What to work on: Collect the lines of the entries where "state" shows up.

○ ○ ○ ○

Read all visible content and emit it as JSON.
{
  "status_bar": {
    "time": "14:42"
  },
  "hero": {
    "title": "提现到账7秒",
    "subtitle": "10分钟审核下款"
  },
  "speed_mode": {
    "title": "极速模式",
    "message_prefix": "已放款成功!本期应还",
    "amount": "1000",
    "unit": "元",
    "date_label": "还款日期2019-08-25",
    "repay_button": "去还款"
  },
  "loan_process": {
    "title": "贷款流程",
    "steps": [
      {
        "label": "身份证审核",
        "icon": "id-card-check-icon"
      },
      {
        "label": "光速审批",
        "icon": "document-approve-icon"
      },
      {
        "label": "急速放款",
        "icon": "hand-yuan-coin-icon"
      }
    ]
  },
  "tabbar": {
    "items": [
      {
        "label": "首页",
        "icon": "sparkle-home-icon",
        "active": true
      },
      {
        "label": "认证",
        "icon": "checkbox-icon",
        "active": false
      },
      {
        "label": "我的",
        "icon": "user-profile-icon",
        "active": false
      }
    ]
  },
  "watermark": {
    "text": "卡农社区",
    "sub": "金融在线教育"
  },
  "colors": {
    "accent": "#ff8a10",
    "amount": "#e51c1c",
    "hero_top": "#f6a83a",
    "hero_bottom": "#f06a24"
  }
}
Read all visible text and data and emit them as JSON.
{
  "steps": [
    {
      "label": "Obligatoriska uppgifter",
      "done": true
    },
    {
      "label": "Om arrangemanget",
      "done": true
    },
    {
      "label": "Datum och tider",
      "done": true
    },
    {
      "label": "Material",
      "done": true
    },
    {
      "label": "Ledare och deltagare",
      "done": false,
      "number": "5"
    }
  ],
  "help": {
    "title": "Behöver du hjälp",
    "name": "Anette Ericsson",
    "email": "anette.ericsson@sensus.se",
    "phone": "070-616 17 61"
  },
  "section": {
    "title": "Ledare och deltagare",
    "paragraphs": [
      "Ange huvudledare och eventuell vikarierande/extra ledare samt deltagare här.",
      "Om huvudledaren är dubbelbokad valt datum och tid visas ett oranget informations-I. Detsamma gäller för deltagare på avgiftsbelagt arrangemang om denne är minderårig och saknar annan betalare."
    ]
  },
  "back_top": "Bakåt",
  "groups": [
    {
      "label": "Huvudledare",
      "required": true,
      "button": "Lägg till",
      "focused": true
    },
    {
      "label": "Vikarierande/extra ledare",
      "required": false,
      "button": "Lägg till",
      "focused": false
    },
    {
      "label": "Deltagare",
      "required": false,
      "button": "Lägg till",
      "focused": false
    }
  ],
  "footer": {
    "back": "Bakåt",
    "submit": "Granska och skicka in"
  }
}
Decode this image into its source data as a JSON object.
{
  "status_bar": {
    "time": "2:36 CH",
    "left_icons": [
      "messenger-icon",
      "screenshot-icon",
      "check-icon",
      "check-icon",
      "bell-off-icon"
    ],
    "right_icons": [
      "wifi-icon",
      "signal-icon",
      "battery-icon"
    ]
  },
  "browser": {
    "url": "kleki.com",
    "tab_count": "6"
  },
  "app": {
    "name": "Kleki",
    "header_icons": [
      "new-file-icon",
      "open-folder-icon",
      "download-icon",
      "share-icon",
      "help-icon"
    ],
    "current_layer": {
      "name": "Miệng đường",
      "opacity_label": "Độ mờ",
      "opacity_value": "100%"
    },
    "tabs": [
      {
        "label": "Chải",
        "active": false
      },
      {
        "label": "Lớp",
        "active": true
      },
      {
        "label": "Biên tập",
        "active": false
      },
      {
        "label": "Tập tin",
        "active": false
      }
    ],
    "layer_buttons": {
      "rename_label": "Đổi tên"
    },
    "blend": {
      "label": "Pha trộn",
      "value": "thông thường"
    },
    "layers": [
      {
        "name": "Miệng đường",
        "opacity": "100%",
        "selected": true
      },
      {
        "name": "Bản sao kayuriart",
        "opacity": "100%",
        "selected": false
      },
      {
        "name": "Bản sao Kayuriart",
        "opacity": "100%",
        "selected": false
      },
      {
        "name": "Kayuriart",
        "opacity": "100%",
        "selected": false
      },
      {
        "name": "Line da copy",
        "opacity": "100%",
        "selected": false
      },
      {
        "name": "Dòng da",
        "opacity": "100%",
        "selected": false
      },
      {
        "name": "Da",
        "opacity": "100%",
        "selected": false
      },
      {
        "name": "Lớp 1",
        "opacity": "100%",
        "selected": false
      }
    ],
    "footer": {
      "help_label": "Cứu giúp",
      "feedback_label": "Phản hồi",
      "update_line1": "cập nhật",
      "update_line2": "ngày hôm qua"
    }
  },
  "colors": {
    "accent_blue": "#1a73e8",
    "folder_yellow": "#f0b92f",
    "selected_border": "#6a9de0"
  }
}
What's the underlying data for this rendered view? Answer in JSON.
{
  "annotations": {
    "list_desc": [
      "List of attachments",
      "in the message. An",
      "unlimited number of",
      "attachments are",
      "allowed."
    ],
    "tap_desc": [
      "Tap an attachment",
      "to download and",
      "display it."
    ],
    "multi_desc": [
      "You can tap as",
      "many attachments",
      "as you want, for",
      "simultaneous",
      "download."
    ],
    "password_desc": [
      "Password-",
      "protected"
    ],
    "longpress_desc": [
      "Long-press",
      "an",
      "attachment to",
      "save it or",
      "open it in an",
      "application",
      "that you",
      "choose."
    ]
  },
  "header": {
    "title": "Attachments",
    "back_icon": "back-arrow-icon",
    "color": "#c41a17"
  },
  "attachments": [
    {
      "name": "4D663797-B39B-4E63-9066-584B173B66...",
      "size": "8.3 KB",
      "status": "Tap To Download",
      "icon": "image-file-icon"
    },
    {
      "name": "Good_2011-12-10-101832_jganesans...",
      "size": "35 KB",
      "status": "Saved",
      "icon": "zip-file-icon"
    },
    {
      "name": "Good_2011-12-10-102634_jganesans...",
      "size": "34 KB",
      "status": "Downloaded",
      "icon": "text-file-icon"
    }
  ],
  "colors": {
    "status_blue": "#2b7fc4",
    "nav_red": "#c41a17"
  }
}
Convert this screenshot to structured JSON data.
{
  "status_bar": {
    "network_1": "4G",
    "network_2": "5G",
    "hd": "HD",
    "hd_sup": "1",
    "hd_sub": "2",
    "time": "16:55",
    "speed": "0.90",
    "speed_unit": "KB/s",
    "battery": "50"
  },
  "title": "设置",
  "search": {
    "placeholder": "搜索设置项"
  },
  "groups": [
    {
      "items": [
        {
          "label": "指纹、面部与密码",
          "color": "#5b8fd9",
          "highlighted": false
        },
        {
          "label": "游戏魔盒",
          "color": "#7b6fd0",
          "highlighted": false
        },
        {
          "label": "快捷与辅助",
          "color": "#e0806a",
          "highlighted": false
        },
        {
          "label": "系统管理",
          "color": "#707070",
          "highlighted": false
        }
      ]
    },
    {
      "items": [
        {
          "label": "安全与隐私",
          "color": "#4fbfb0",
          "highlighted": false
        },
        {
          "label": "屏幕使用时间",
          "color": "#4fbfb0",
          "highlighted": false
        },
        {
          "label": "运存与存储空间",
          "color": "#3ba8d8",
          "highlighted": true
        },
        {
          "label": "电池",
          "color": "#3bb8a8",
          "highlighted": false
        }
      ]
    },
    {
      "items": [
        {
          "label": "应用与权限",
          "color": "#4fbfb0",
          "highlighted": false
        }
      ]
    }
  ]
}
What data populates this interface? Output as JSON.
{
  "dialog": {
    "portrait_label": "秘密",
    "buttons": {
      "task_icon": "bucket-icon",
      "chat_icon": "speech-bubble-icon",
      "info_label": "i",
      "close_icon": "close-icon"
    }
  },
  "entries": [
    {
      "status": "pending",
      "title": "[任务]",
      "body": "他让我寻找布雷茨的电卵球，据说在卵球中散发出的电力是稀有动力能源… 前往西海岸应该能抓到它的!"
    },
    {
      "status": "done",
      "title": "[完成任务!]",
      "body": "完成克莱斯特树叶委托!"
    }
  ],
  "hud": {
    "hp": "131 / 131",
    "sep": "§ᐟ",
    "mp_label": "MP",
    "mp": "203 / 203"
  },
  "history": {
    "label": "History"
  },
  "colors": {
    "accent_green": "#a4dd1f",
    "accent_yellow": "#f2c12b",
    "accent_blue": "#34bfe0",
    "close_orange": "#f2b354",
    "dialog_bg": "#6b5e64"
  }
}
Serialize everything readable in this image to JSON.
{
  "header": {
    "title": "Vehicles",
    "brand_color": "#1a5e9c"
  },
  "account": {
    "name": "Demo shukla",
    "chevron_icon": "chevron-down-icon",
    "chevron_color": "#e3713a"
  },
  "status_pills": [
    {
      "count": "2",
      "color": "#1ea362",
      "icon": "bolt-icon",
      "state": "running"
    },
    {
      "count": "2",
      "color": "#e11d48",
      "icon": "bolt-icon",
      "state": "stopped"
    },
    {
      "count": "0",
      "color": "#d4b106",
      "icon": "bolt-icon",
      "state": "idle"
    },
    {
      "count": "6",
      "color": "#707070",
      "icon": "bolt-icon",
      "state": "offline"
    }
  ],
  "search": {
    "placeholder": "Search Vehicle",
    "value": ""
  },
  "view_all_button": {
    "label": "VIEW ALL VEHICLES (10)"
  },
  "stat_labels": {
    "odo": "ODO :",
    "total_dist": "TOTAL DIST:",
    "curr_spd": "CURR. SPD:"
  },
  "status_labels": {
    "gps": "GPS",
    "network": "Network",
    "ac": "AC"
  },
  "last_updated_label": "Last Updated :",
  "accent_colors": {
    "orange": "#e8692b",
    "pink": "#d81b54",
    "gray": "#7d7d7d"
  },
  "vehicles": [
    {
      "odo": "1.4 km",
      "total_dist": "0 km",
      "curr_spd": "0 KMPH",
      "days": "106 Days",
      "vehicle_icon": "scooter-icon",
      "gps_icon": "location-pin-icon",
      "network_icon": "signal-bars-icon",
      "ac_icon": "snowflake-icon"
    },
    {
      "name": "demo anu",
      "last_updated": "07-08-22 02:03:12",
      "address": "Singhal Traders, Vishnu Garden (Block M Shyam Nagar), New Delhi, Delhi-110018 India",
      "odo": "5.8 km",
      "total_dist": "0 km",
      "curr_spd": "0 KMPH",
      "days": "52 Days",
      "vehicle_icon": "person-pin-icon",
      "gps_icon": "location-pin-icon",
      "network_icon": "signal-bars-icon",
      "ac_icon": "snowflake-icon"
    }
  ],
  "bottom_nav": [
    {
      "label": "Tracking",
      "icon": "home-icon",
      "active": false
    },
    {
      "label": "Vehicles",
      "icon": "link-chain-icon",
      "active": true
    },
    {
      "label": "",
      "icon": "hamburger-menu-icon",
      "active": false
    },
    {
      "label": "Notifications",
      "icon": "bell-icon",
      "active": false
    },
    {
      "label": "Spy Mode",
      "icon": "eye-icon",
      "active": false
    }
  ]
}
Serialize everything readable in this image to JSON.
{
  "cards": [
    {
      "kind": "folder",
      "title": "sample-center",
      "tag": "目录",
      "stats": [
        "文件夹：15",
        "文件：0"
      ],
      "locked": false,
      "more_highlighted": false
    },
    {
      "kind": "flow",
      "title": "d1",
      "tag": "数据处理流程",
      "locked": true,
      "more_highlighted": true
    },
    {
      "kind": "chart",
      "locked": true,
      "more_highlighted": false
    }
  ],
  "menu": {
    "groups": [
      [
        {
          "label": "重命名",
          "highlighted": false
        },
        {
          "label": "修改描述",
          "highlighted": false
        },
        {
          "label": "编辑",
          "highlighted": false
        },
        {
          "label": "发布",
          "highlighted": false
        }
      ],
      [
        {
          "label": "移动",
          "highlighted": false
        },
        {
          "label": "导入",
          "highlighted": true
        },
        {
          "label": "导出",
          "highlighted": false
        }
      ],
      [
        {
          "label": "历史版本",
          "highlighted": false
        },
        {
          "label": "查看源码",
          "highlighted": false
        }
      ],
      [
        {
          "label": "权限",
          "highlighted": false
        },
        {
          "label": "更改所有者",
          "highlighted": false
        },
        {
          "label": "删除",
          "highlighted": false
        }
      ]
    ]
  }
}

○ ○ ○ ○

Worked answer:
      "state": "running"
      "state": "stopped"
      "state": "idle"
      "state": "offline"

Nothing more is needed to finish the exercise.